GIVEN REQUEST>
Repeat the listing below in full, exactly as it stands.
* start PROVIDED DATA *
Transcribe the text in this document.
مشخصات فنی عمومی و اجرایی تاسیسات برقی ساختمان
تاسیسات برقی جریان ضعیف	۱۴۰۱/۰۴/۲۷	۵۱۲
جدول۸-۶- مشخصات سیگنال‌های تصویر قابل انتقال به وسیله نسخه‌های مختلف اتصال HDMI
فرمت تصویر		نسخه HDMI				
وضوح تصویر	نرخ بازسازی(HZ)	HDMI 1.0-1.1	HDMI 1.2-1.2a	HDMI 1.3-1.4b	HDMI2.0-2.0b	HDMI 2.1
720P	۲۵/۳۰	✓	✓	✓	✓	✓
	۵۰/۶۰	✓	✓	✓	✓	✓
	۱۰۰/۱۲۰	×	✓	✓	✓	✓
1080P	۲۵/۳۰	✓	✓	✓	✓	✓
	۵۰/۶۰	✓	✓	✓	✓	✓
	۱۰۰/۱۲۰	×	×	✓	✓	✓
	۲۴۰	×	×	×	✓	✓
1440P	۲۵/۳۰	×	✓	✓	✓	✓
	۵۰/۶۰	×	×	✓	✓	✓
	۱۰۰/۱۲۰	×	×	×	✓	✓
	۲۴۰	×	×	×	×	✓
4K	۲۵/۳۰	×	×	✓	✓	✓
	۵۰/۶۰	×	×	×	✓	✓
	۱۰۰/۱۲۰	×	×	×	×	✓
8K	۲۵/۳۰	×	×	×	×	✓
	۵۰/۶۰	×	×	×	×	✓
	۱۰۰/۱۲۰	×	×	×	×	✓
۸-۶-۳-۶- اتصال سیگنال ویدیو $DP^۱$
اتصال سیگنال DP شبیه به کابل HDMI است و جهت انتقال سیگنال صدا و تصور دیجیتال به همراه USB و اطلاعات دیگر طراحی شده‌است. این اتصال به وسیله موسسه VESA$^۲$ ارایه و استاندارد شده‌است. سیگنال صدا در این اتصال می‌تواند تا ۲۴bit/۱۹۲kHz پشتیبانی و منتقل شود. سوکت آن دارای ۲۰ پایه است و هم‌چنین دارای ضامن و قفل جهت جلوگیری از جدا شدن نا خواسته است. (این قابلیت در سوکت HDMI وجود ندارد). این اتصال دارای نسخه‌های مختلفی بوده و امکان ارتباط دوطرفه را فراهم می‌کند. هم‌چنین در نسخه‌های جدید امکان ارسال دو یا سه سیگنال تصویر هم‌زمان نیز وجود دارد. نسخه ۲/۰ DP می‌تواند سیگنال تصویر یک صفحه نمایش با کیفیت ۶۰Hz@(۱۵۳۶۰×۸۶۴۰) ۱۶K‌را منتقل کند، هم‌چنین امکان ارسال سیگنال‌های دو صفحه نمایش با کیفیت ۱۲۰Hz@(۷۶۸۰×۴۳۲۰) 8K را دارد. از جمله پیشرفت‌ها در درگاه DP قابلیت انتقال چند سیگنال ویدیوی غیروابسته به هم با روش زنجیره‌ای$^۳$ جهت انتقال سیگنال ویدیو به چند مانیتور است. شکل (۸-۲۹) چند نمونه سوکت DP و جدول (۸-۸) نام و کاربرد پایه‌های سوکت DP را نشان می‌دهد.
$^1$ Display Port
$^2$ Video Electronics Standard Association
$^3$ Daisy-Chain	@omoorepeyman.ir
* end PROVIDED DATA *
TASK ANSWER>
Transcribe the text in this document.
مشخصات فنی عمومی و اجرایی تاسیسات برقی ساختمان
تاسیسات برقی جریان ضعیف	۱۴۰۱/۰۴/۲۷	۵۱۲
جدول۸-۶- مشخصات سیگنال‌های تصویر قابل انتقال به وسیله نسخه‌های مختلف اتصال HDMI
فرمت تصویر		نسخه HDMI				
وضوح تصویر	نرخ بازسازی(HZ)	HDMI 1.0-1.1	HDMI 1.2-1.2a	HDMI 1.3-1.4b	HDMI2.0-2.0b	HDMI 2.1
720P	۲۵/۳۰	✓	✓	✓	✓	✓
	۵۰/۶۰	✓	✓	✓	✓	✓
	۱۰۰/۱۲۰	×	✓	✓	✓	✓
1080P	۲۵/۳۰	✓	✓	✓	✓	✓
	۵۰/۶۰	✓	✓	✓	✓	✓
	۱۰۰/۱۲۰	×	×	✓	✓	✓
	۲۴۰	×	×	×	✓	✓
1440P	۲۵/۳۰	×	✓	✓	✓	✓
	۵۰/۶۰	×	×	✓	✓	✓
	۱۰۰/۱۲۰	×	×	×	✓	✓
	۲۴۰	×	×	×	×	✓
4K	۲۵/۳۰	×	×	✓	✓	✓
	۵۰/۶۰	×	×	×	✓	✓
	۱۰۰/۱۲۰	×	×	×	×	✓
8K	۲۵/۳۰	×	×	×	×	✓
	۵۰/۶۰	×	×	×	×	✓
	۱۰۰/۱۲۰	×	×	×	×	✓
۸-۶-۳-۶- اتصال سیگنال ویدیو $DP^۱$
اتصال سیگنال DP شبیه به کابل HDMI است و جهت انتقال سیگنال صدا و تصور دیجیتال به همراه USB و اطلاعات دیگر طراحی شده‌است. این اتصال به وسیله موسسه VESA$^۲$ ارایه و استاندارد شده‌است. سیگنال صدا در این اتصال می‌تواند تا ۲۴bit/۱۹۲kHz پشتیبانی و منتقل شود. سوکت آن دارای ۲۰ پایه است و هم‌چنین دارای ضامن و قفل جهت جلوگیری از جدا شدن نا خواسته است. (این قابلیت در سوکت HDMI وجود ندارد). این اتصال دارای نسخه‌های مختلفی بوده و امکان ارتباط دوطرفه را فراهم می‌کند. هم‌چنین در نسخه‌های جدید امکان ارسال دو یا سه سیگنال تصویر هم‌زمان نیز وجود دارد. نسخه ۲/۰ DP می‌تواند سیگنال تصویر یک صفحه نمایش با کیفیت ۶۰Hz@(۱۵۳۶۰×۸۶۴۰) ۱۶K‌را منتقل کند، هم‌چنین امکان ارسال سیگنال‌های دو صفحه نمایش با کیفیت ۱۲۰Hz@(۷۶۸۰×۴۳۲۰) 8K را دارد. از جمله پیشرفت‌ها در درگاه DP قابلیت انتقال چند سیگنال ویدیوی غیروابسته به هم با روش زنجیره‌ای$^۳$ جهت انتقال سیگنال ویدیو به چند مانیتور است. شکل (۸-۲۹) چند نمونه سوکت DP و جدول (۸-۸) نام و کاربرد پایه‌های سوکت DP را نشان می‌دهد.
$^1$ Display Port
$^2$ Video Electronics Standard Association
$^3$ Daisy-Chain	@omoorepeyman.ir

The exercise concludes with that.